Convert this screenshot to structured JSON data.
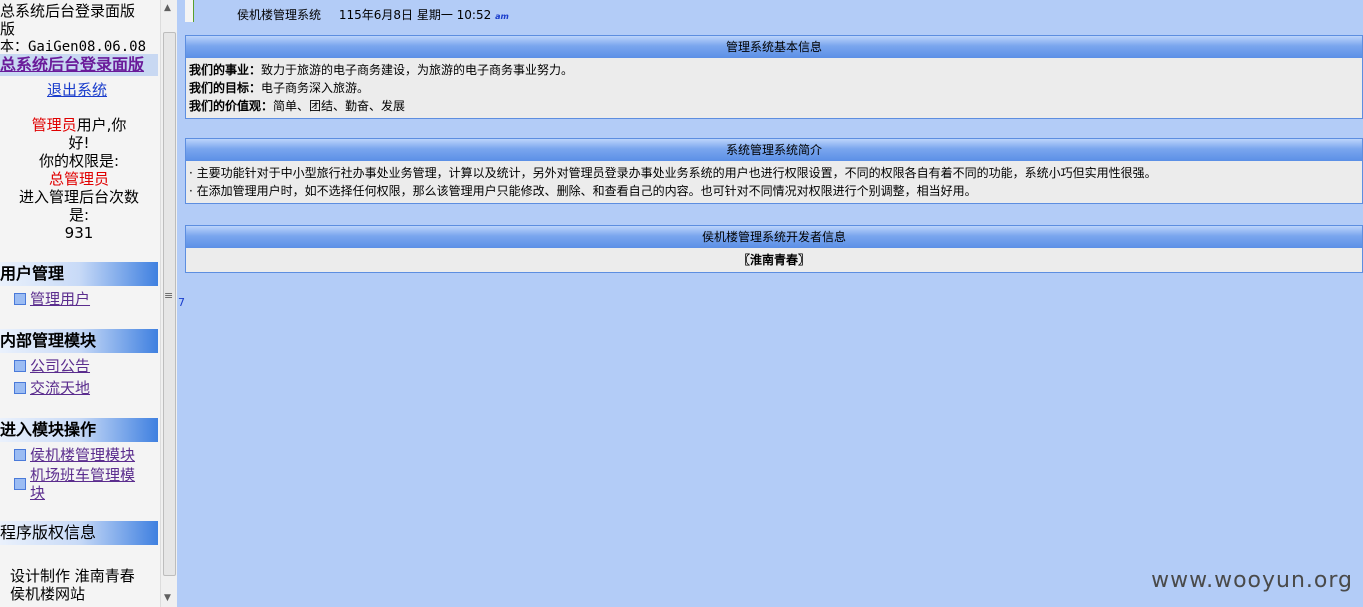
{
  "sidebar": {
    "title_line1": "总系统后台登录面版",
    "title_line2": "版",
    "version": "本：GaiGen08.06.08",
    "home_link": "总系统后台登录面版",
    "logout_link": "退出系统",
    "role_prefix": "管理员",
    "greeting_suffix": "用户,你",
    "greeting_line2": "好!",
    "permission_label": "你的权限是:",
    "permission_value": "总管理员",
    "login_count_label_1": "进入管理后台次数",
    "login_count_label_2": "是:",
    "login_count": "931",
    "sections": [
      {
        "title": "用户管理",
        "items": [
          "管理用户"
        ]
      },
      {
        "title": "内部管理模块",
        "items": [
          "公司公告",
          "交流天地"
        ]
      },
      {
        "title": "进入模块操作",
        "items": [
          "侯机楼管理模块",
          "机场班车管理模块"
        ]
      },
      {
        "title": "程序版权信息",
        "items": []
      }
    ],
    "credit_line1": "设计制作  淮南青春",
    "credit_line2": "侯机楼网站"
  },
  "divider": {
    "grip": "≡",
    "marker": "7"
  },
  "topbar": {
    "system_name": "侯机楼管理系统",
    "date": "115年6月8日 星期一 10:52",
    "ampm": "am"
  },
  "panels": {
    "basic_info": {
      "title": "管理系统基本信息",
      "rows": [
        {
          "label": "我们的事业：",
          "text": "致力于旅游的电子商务建设，为旅游的电子商务事业努力。"
        },
        {
          "label": "我们的目标：",
          "text": "电子商务深入旅游。"
        },
        {
          "label": "我们的价值观：",
          "text": "简单、团结、勤奋、发展"
        }
      ]
    },
    "intro": {
      "title": "系统管理系统简介",
      "lines": [
        "· 主要功能针对于中小型旅行社办事处业务管理，计算以及统计，另外对管理员登录办事处业务系统的用户也进行权限设置，不同的权限各自有着不同的功能，系统小巧但实用性很强。",
        "· 在添加管理用户时，如不选择任何权限，那么该管理用户只能修改、删除、和查看自己的内容。也可针对不同情况对权限进行个别调整，相当好用。"
      ]
    },
    "developer": {
      "title": "侯机楼管理系统开发者信息",
      "name": "〖淮南青春〗"
    }
  },
  "watermark": "www.wooyun.org",
  "colors": {
    "background": "#b3ccf7",
    "role": "#e00000",
    "link": "#5b2d8e",
    "home_link": "#6a1b9a",
    "logout": "#1a3dcc"
  }
}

________________

▶ [Work to complete]:
Take the data above and repeat it exactly, leaving each picture out.

▶ [Reply]:
Convert this screenshot to structured JSON data.
{
  "sidebar": {
    "title_line1": "总系统后台登录面版",
    "title_line2": "版",
    "version": "本：GaiGen08.06.08",
    "home_link": "总系统后台登录面版",
    "logout_link": "退出系统",
    "role_prefix": "管理员",
    "greeting_suffix": "用户,你",
    "greeting_line2": "好!",
    "permission_label": "你的权限是:",
    "permission_value": "总管理员",
    "login_count_label_1": "进入管理后台次数",
    "login_count_label_2": "是:",
    "login_count": "931",
    "sections": [
      {
        "title": "用户管理",
        "items": [
          "管理用户"
        ]
      },
      {
        "title": "内部管理模块",
        "items": [
          "公司公告",
          "交流天地"
        ]
      },
      {
        "title": "进入模块操作",
        "items": [
          "侯机楼管理模块",
          "机场班车管理模块"
        ]
      },
      {
        "title": "程序版权信息",
        "items": []
      }
    ],
    "credit_line1": "设计制作  淮南青春",
    "credit_line2": "侯机楼网站"
  },
  "divider": {
    "grip": "≡",
    "marker": "7"
  },
  "topbar": {
    "system_name": "侯机楼管理系统",
    "date": "115年6月8日 星期一 10:52",
    "ampm": "am"
  },
  "panels": {
    "basic_info": {
      "title": "管理系统基本信息",
      "rows": [
        {
          "label": "我们的事业：",
          "text": "致力于旅游的电子商务建设，为旅游的电子商务事业努力。"
        },
        {
          "label": "我们的目标：",
          "text": "电子商务深入旅游。"
        },
        {
          "label": "我们的价值观：",
          "text": "简单、团结、勤奋、发展"
        }
      ]
    },
    "intro": {
      "title": "系统管理系统简介",
      "lines": [
        "· 主要功能针对于中小型旅行社办事处业务管理，计算以及统计，另外对管理员登录办事处业务系统的用户也进行权限设置，不同的权限各自有着不同的功能，系统小巧但实用性很强。",
        "· 在添加管理用户时，如不选择任何权限，那么该管理用户只能修改、删除、和查看自己的内容。也可针对不同情况对权限进行个别调整，相当好用。"
      ]
    },
    "developer": {
      "title": "侯机楼管理系统开发者信息",
      "name": "〖淮南青春〗"
    }
  },
  "watermark": "www.wooyun.org",
  "colors": {
    "background": "#b3ccf7",
    "role": "#e00000",
    "link": "#5b2d8e",
    "home_link": "#6a1b9a",
    "logout": "#1a3dcc"
  }
}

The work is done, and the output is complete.